**Requirement:**
All entries should be output exactly as they stand.

*** Dataset rows

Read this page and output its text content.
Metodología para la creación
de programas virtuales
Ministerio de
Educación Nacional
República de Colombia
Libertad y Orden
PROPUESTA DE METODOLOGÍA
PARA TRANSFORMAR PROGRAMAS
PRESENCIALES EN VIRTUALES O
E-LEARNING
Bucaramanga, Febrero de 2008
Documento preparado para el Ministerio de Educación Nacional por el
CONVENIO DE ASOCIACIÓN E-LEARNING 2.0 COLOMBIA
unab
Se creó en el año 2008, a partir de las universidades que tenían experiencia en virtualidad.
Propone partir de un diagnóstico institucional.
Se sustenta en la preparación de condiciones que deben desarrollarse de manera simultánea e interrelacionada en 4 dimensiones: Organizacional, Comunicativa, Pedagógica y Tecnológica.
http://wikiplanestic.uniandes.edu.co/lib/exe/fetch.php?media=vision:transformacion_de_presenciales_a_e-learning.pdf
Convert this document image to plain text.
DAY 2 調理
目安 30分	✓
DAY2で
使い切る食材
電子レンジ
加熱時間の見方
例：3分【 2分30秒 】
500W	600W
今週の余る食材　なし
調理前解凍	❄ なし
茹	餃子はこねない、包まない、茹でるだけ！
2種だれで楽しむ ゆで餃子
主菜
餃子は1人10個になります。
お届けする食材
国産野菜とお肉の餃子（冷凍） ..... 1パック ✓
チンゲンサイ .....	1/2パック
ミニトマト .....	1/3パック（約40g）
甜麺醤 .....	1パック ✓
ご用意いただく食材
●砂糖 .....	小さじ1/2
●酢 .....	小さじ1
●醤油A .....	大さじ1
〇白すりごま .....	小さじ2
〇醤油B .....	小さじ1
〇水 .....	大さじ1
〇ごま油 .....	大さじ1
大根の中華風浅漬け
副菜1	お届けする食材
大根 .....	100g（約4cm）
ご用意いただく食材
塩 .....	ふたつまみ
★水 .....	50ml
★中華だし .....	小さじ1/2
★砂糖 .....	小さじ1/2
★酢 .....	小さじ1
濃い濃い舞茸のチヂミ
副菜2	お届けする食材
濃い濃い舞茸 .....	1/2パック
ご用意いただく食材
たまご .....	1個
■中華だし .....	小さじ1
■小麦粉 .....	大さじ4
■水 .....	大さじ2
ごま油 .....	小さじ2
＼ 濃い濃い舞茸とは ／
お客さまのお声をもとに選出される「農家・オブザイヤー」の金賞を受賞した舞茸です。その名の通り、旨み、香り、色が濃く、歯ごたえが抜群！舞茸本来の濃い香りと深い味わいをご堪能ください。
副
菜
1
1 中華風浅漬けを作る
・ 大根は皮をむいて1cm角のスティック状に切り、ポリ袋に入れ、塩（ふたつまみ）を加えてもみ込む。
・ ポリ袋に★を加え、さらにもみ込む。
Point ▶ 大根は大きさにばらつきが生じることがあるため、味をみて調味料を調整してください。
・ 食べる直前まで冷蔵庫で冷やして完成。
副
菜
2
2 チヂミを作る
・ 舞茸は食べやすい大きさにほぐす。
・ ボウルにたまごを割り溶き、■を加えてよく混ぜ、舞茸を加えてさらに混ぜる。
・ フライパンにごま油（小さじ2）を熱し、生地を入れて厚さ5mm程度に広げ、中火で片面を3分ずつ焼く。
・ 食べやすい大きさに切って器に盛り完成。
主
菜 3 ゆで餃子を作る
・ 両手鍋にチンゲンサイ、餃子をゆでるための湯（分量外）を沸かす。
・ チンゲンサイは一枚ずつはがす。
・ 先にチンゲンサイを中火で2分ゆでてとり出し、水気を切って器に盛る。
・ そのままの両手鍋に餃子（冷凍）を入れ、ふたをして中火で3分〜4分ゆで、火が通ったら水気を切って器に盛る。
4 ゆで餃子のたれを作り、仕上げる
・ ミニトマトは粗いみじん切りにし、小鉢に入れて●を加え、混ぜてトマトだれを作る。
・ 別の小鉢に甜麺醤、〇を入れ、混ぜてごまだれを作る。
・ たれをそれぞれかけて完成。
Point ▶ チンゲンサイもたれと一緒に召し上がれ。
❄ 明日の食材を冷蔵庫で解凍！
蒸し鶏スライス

******

**Problem solution:**
Read this page and output its text content.
Metodología para la creación
de programas virtuales
Ministerio de
Educación Nacional
República de Colombia
Libertad y Orden
PROPUESTA DE METODOLOGÍA
PARA TRANSFORMAR PROGRAMAS
PRESENCIALES EN VIRTUALES O
E-LEARNING
Bucaramanga, Febrero de 2008
Documento preparado para el Ministerio de Educación Nacional por el
CONVENIO DE ASOCIACIÓN E-LEARNING 2.0 COLOMBIA
unab
Se creó en el año 2008, a partir de las universidades que tenían experiencia en virtualidad.
Propone partir de un diagnóstico institucional.
Se sustenta en la preparación de condiciones que deben desarrollarse de manera simultánea e interrelacionada en 4 dimensiones: Organizacional, Comunicativa, Pedagógica y Tecnológica.
http://wikiplanestic.uniandes.edu.co/lib/exe/fetch.php?media=vision:transformacion_de_presenciales_a_e-learning.pdf
Convert this document image to plain text.
DAY 2 調理
目安 30分	✓
DAY2で
使い切る食材
電子レンジ
加熱時間の見方
例：3分【 2分30秒 】
500W	600W
今週の余る食材　なし
調理前解凍	❄ なし
茹	餃子はこねない、包まない、茹でるだけ！
2種だれで楽しむ ゆで餃子
主菜
餃子は1人10個になります。
お届けする食材
国産野菜とお肉の餃子（冷凍） ..... 1パック ✓
チンゲンサイ .....	1/2パック
ミニトマト .....	1/3パック（約40g）
甜麺醤 .....	1パック ✓
ご用意いただく食材
●砂糖 .....	小さじ1/2
●酢 .....	小さじ1
●醤油A .....	大さじ1
〇白すりごま .....	小さじ2
〇醤油B .....	小さじ1
〇水 .....	大さじ1
〇ごま油 .....	大さじ1
大根の中華風浅漬け
副菜1	お届けする食材
大根 .....	100g（約4cm）
ご用意いただく食材
塩 .....	ふたつまみ
★水 .....	50ml
★中華だし .....	小さじ1/2
★砂糖 .....	小さじ1/2
★酢 .....	小さじ1
濃い濃い舞茸のチヂミ
副菜2	お届けする食材
濃い濃い舞茸 .....	1/2パック
ご用意いただく食材
たまご .....	1個
■中華だし .....	小さじ1
■小麦粉 .....	大さじ4
■水 .....	大さじ2
ごま油 .....	小さじ2
＼ 濃い濃い舞茸とは ／
お客さまのお声をもとに選出される「農家・オブザイヤー」の金賞を受賞した舞茸です。その名の通り、旨み、香り、色が濃く、歯ごたえが抜群！舞茸本来の濃い香りと深い味わいをご堪能ください。
副
菜
1
1 中華風浅漬けを作る
・ 大根は皮をむいて1cm角のスティック状に切り、ポリ袋に入れ、塩（ふたつまみ）を加えてもみ込む。
・ ポリ袋に★を加え、さらにもみ込む。
Point ▶ 大根は大きさにばらつきが生じることがあるため、味をみて調味料を調整してください。
・ 食べる直前まで冷蔵庫で冷やして完成。
副
菜
2
2 チヂミを作る
・ 舞茸は食べやすい大きさにほぐす。
・ ボウルにたまごを割り溶き、■を加えてよく混ぜ、舞茸を加えてさらに混ぜる。
・ フライパンにごま油（小さじ2）を熱し、生地を入れて厚さ5mm程度に広げ、中火で片面を3分ずつ焼く。
・ 食べやすい大きさに切って器に盛り完成。
主
菜 3 ゆで餃子を作る
・ 両手鍋にチンゲンサイ、餃子をゆでるための湯（分量外）を沸かす。
・ チンゲンサイは一枚ずつはがす。
・ 先にチンゲンサイを中火で2分ゆでてとり出し、水気を切って器に盛る。
・ そのままの両手鍋に餃子（冷凍）を入れ、ふたをして中火で3分〜4分ゆで、火が通ったら水気を切って器に盛る。
4 ゆで餃子のたれを作り、仕上げる
・ ミニトマトは粗いみじん切りにし、小鉢に入れて●を加え、混ぜてトマトだれを作る。
・ 別の小鉢に甜麺醤、〇を入れ、混ぜてごまだれを作る。
・ たれをそれぞれかけて完成。
Point ▶ チンゲンサイもたれと一緒に召し上がれ。
❄ 明日の食材を冷蔵庫で解凍！
蒸し鶏スライス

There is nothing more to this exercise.